[Collected data entries]
BEGIN

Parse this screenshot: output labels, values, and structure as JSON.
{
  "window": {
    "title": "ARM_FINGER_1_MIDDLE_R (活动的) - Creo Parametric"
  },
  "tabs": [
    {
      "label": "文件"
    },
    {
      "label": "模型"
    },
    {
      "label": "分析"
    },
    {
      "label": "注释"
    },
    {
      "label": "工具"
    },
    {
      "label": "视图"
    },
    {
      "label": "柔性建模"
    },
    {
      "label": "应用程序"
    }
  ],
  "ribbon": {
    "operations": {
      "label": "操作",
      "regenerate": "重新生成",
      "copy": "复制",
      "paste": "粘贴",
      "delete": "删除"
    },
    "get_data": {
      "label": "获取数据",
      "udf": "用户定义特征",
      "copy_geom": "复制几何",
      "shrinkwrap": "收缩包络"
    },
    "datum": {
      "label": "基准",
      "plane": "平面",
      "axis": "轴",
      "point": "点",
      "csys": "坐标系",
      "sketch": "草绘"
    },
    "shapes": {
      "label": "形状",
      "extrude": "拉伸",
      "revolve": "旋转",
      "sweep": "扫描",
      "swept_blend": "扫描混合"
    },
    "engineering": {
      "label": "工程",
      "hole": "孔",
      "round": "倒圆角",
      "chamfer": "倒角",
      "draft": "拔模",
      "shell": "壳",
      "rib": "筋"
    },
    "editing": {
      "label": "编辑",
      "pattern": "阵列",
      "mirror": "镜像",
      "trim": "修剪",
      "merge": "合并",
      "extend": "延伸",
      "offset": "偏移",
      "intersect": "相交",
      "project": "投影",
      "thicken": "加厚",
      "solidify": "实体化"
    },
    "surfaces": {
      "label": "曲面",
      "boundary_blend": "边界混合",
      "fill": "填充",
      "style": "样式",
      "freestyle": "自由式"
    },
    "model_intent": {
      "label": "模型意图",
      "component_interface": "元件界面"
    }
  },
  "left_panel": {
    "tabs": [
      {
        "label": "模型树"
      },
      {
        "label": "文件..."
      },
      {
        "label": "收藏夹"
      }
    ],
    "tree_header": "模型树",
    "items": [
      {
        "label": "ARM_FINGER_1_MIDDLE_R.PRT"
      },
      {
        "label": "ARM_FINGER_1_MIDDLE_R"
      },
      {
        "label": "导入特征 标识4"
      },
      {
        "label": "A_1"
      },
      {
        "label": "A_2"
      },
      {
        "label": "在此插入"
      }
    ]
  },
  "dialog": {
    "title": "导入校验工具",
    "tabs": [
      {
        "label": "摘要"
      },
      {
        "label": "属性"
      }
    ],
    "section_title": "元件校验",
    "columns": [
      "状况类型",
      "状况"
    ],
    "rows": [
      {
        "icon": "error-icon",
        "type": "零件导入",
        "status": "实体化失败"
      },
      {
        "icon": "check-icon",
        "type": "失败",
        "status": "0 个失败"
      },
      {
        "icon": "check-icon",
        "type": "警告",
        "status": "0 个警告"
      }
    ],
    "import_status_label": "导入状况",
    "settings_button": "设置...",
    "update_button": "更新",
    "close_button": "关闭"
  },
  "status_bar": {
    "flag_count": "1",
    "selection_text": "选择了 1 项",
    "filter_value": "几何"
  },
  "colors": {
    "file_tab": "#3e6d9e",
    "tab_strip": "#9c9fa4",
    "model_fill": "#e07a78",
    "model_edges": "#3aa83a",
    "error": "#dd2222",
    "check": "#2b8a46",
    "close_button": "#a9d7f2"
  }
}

END

**INSTRUCTIONS TO FOLLOW:** Would you restate each of the entries word for word?

**SOLUTION BELOW:**
Parse this screenshot: output labels, values, and structure as JSON.
{
  "window": {
    "title": "ARM_FINGER_1_MIDDLE_R (活动的) - Creo Parametric"
  },
  "tabs": [
    {
      "label": "文件"
    },
    {
      "label": "模型"
    },
    {
      "label": "分析"
    },
    {
      "label": "注释"
    },
    {
      "label": "工具"
    },
    {
      "label": "视图"
    },
    {
      "label": "柔性建模"
    },
    {
      "label": "应用程序"
    }
  ],
  "ribbon": {
    "operations": {
      "label": "操作",
      "regenerate": "重新生成",
      "copy": "复制",
      "paste": "粘贴",
      "delete": "删除"
    },
    "get_data": {
      "label": "获取数据",
      "udf": "用户定义特征",
      "copy_geom": "复制几何",
      "shrinkwrap": "收缩包络"
    },
    "datum": {
      "label": "基准",
      "plane": "平面",
      "axis": "轴",
      "point": "点",
      "csys": "坐标系",
      "sketch": "草绘"
    },
    "shapes": {
      "label": "形状",
      "extrude": "拉伸",
      "revolve": "旋转",
      "sweep": "扫描",
      "swept_blend": "扫描混合"
    },
    "engineering": {
      "label": "工程",
      "hole": "孔",
      "round": "倒圆角",
      "chamfer": "倒角",
      "draft": "拔模",
      "shell": "壳",
      "rib": "筋"
    },
    "editing": {
      "label": "编辑",
      "pattern": "阵列",
      "mirror": "镜像",
      "trim": "修剪",
      "merge": "合并",
      "extend": "延伸",
      "offset": "偏移",
      "intersect": "相交",
      "project": "投影",
      "thicken": "加厚",
      "solidify": "实体化"
    },
    "surfaces": {
      "label": "曲面",
      "boundary_blend": "边界混合",
      "fill": "填充",
      "style": "样式",
      "freestyle": "自由式"
    },
    "model_intent": {
      "label": "模型意图",
      "component_interface": "元件界面"
    }
  },
  "left_panel": {
    "tabs": [
      {
        "label": "模型树"
      },
      {
        "label": "文件..."
      },
      {
        "label": "收藏夹"
      }
    ],
    "tree_header": "模型树",
    "items": [
      {
        "label": "ARM_FINGER_1_MIDDLE_R.PRT"
      },
      {
        "label": "ARM_FINGER_1_MIDDLE_R"
      },
      {
        "label": "导入特征 标识4"
      },
      {
        "label": "A_1"
      },
      {
        "label": "A_2"
      },
      {
        "label": "在此插入"
      }
    ]
  },
  "dialog": {
    "title": "导入校验工具",
    "tabs": [
      {
        "label": "摘要"
      },
      {
        "label": "属性"
      }
    ],
    "section_title": "元件校验",
    "columns": [
      "状况类型",
      "状况"
    ],
    "rows": [
      {
        "icon": "error-icon",
        "type": "零件导入",
        "status": "实体化失败"
      },
      {
        "icon": "check-icon",
        "type": "失败",
        "status": "0 个失败"
      },
      {
        "icon": "check-icon",
        "type": "警告",
        "status": "0 个警告"
      }
    ],
    "import_status_label": "导入状况",
    "settings_button": "设置...",
    "update_button": "更新",
    "close_button": "关闭"
  },
  "status_bar": {
    "flag_count": "1",
    "selection_text": "选择了 1 项",
    "filter_value": "几何"
  },
  "colors": {
    "file_tab": "#3e6d9e",
    "tab_strip": "#9c9fa4",
    "model_fill": "#e07a78",
    "model_edges": "#3aa83a",
    "error": "#dd2222",
    "check": "#2b8a46",
    "close_button": "#a9d7f2"
  }
}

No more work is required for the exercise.